Copy all the entries word for word, but omit the pictures.
#### Provided information
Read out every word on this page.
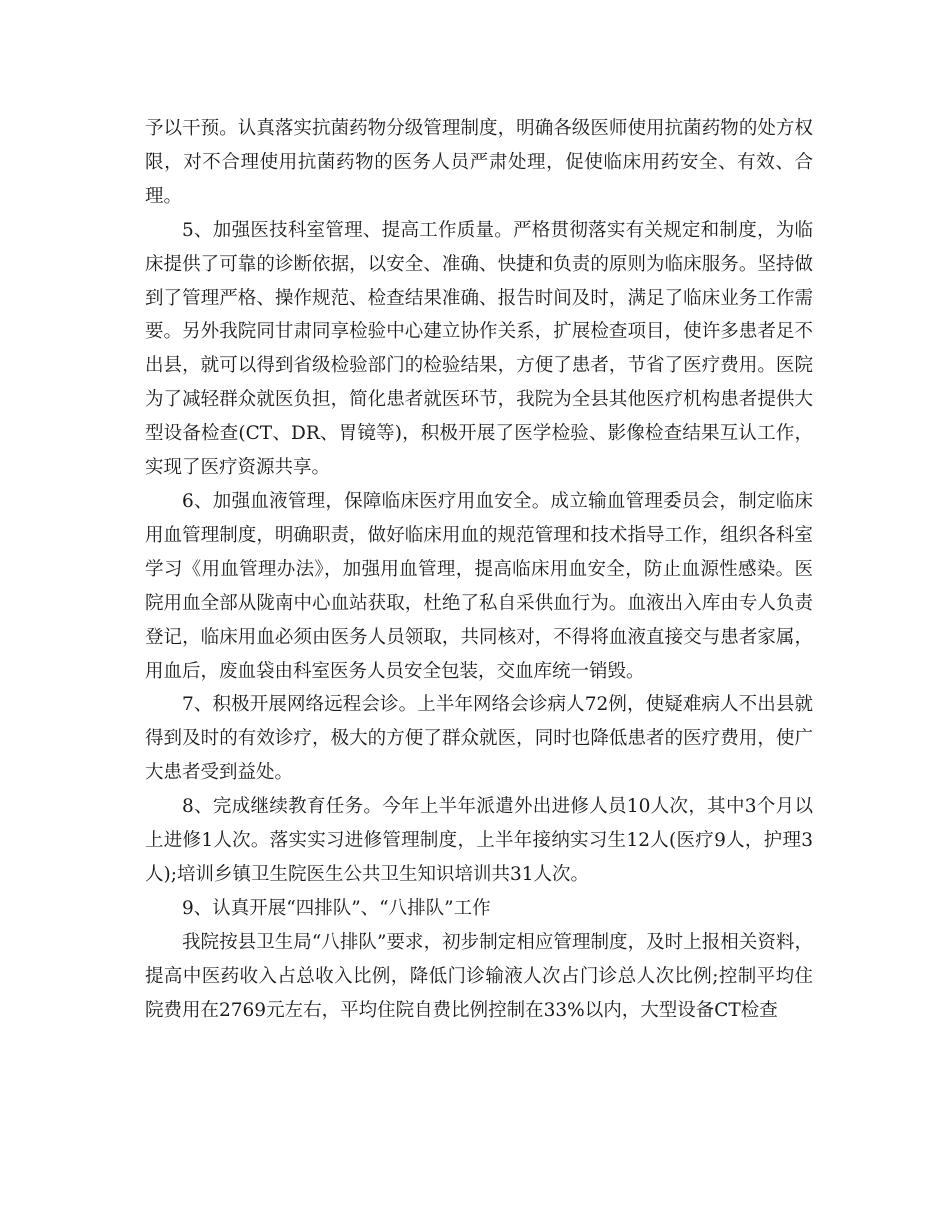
予以干预。认真落实抗菌药物分级管理制度，明确各级医师使用抗菌药物的处方权限，对不合理使用抗菌药物的医务人员严肃处理，促使临床用药安全、有效、合理。

5、加强医技科室管理、提高工作质量。严格贯彻落实有关规定和制度，为临床提供了可靠的诊断依据，以安全、准确、快捷和负责的原则为临床服务。坚持做到了管理严格、操作规范、检查结果准确、报告时间及时，满足了临床业务工作需要。另外我院同甘肃同享检验中心建立协作关系，扩展检查项目，使许多患者足不出县，就可以得到省级检验部门的检验结果，方便了患者，节省了医疗费用。医院为了减轻群众就医负担，简化患者就医环节，我院为全县其他医疗机构患者提供大型设备检查(CT、DR、胃镜等)，积极开展了医学检验、影像检查结果互认工作，实现了医疗资源共享。

6、加强血液管理，保障临床医疗用血安全。成立输血管理委员会，制定临床用血管理制度，明确职责，做好临床用血的规范管理和技术指导工作，组织各科室学习《用血管理办法》，加强用血管理，提高临床用血安全，防止血源性感染。医院用血全部从陇南中心血站获取，杜绝了私自采供血行为。血液出入库由专人负责登记，临床用血必须由医务人员领取，共同核对，不得将血液直接交与患者家属，用血后，废血袋由科室医务人员安全包装，交血库统一销毁。

7、积极开展网络远程会诊。上半年网络会诊病人72例，使疑难病人不出县就得到及时的有效诊疗，极大的方便了群众就医，同时也降低患者的医疗费用，使广大患者受到益处。

8、完成继续教育任务。今年上半年派遣外出进修人员10人次，其中3个月以上进修1人次。落实实习进修管理制度，上半年接纳实习生12人(医疗9人，护理3人);培训乡镇卫生院医生公共卫生知识培训共31人次。

9、认真开展“四排队”、“八排队”工作

我院按县卫生局“八排队”要求，初步制定相应管理制度，及时上报相关资料，提高中医药收入占总收入比例，降低门诊输液人次占门诊总人次比例;控制平均住院费用在2769元左右，平均住院自费比例控制在33%以内，大型设备CT检查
########
## Reply
Read out every word on this page.
予以干预。认真落实抗菌药物分级管理制度，明确各级医师使用抗菌药物的处方权限，对不合理使用抗菌药物的医务人员严肃处理，促使临床用药安全、有效、合理。

5、加强医技科室管理、提高工作质量。严格贯彻落实有关规定和制度，为临床提供了可靠的诊断依据，以安全、准确、快捷和负责的原则为临床服务。坚持做到了管理严格、操作规范、检查结果准确、报告时间及时，满足了临床业务工作需要。另外我院同甘肃同享检验中心建立协作关系，扩展检查项目，使许多患者足不出县，就可以得到省级检验部门的检验结果，方便了患者，节省了医疗费用。医院为了减轻群众就医负担，简化患者就医环节，我院为全县其他医疗机构患者提供大型设备检查(CT、DR、胃镜等)，积极开展了医学检验、影像检查结果互认工作，实现了医疗资源共享。

6、加强血液管理，保障临床医疗用血安全。成立输血管理委员会，制定临床用血管理制度，明确职责，做好临床用血的规范管理和技术指导工作，组织各科室学习《用血管理办法》，加强用血管理，提高临床用血安全，防止血源性感染。医院用血全部从陇南中心血站获取，杜绝了私自采供血行为。血液出入库由专人负责登记，临床用血必须由医务人员领取，共同核对，不得将血液直接交与患者家属，用血后，废血袋由科室医务人员安全包装，交血库统一销毁。

7、积极开展网络远程会诊。上半年网络会诊病人72例，使疑难病人不出县就得到及时的有效诊疗，极大的方便了群众就医，同时也降低患者的医疗费用，使广大患者受到益处。

8、完成继续教育任务。今年上半年派遣外出进修人员10人次，其中3个月以上进修1人次。落实实习进修管理制度，上半年接纳实习生12人(医疗9人，护理3人);培训乡镇卫生院医生公共卫生知识培训共31人次。

9、认真开展“四排队”、“八排队”工作

我院按县卫生局“八排队”要求，初步制定相应管理制度，及时上报相关资料，提高中医药收入占总收入比例，降低门诊输液人次占门诊总人次比例;控制平均住院费用在2769元左右，平均住院自费比例控制在33%以内，大型设备CT检查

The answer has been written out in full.